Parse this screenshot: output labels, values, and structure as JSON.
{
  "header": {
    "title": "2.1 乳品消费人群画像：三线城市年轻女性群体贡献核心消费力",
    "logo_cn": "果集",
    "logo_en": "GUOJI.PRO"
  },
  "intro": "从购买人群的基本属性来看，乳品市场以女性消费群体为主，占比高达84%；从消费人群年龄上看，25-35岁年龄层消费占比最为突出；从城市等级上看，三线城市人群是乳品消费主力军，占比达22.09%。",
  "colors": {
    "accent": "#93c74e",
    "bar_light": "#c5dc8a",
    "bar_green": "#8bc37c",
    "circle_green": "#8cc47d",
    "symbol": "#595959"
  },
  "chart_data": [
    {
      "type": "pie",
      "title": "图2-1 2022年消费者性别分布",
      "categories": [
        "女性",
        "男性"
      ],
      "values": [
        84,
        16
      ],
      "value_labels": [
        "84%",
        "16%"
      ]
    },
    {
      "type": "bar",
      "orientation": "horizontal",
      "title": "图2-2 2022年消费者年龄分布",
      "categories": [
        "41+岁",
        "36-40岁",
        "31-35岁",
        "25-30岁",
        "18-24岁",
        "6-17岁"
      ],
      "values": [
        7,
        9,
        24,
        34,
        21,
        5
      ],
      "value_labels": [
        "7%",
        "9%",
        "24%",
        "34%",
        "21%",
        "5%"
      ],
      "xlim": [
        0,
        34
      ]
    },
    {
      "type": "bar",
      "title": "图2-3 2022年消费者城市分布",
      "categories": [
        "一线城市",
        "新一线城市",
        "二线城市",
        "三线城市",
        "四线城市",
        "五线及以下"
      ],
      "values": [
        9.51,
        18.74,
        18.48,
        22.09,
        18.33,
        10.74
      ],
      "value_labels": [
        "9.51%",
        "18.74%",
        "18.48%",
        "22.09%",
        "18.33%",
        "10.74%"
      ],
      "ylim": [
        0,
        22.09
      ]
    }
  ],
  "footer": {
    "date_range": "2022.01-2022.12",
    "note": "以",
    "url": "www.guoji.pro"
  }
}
────
#### [Exercise goal]
Filter out all lines lacking the word "title" and copy the rest.

#### [In response]
    "title": "2.1 乳品消费人群画像：三线城市年轻女性群体贡献核心消费力",
      "title": "图2-1 2022年消费者性别分布",
      "title": "图2-2 2022年消费者年龄分布",
      "title": "图2-3 2022年消费者城市分布",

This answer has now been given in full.